* Exercise:
Isolate every line in the records below with "different" in it.

[Records from a data source]
--------------------------------------------------

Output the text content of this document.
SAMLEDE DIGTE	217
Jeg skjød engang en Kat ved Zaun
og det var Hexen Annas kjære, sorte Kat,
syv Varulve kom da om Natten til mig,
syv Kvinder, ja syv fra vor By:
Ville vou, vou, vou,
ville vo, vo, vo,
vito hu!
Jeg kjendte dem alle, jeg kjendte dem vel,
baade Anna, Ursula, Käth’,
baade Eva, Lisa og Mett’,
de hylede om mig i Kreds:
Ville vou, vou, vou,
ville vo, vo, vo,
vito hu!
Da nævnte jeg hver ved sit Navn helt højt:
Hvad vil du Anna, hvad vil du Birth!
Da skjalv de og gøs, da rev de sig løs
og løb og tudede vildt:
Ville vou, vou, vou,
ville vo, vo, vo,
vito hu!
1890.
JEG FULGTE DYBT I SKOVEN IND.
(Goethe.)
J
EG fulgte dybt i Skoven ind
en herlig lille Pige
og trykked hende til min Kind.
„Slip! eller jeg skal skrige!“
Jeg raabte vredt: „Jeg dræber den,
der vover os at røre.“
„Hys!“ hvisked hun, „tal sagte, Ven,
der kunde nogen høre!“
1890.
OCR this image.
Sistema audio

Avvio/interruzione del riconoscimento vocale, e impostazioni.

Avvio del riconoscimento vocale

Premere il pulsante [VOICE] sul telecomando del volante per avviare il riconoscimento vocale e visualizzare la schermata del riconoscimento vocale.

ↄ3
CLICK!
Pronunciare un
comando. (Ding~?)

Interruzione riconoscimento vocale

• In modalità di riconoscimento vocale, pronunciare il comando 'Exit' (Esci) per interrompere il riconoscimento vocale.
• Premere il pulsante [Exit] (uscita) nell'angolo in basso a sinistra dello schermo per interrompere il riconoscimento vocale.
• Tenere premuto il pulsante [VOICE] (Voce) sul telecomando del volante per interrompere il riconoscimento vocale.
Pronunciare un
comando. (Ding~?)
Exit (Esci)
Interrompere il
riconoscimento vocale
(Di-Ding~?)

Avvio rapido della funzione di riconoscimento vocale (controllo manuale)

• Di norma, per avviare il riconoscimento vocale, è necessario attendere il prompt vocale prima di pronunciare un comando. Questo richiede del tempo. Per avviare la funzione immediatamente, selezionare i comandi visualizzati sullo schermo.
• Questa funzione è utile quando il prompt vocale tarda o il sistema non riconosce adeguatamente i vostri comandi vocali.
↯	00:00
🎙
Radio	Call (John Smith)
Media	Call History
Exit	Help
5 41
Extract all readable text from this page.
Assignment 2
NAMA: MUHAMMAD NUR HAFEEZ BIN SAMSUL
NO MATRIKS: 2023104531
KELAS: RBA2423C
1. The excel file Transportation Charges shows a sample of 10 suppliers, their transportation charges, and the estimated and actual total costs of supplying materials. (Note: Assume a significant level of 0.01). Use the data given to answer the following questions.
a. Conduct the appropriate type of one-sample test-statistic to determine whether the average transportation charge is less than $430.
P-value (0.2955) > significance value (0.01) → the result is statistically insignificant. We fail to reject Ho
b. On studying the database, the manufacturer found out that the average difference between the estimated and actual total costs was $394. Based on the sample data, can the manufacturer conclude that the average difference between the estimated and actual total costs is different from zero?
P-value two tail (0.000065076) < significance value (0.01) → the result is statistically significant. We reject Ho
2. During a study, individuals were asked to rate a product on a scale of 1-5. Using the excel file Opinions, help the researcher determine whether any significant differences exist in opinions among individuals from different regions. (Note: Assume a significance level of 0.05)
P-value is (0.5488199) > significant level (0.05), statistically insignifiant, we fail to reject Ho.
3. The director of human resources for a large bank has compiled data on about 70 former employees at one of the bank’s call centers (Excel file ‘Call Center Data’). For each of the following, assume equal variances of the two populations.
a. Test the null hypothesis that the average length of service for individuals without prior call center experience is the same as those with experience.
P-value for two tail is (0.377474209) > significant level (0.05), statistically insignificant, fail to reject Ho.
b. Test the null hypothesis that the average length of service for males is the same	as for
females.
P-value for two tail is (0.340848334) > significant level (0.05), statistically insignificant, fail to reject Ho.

--------------------------------------------------

* Completed task:
b. On studying the database, the manufacturer found out that the average difference between the estimated and actual total costs was $394. Based on the sample data, can the manufacturer conclude that the average difference between the estimated and actual total costs is different from zero?
2. During a study, individuals were asked to rate a product on a scale of 1-5. Using the excel file Opinions, help the researcher determine whether any significant differences exist in opinions among individuals from different regions. (Note: Assume a significance level of 0.05)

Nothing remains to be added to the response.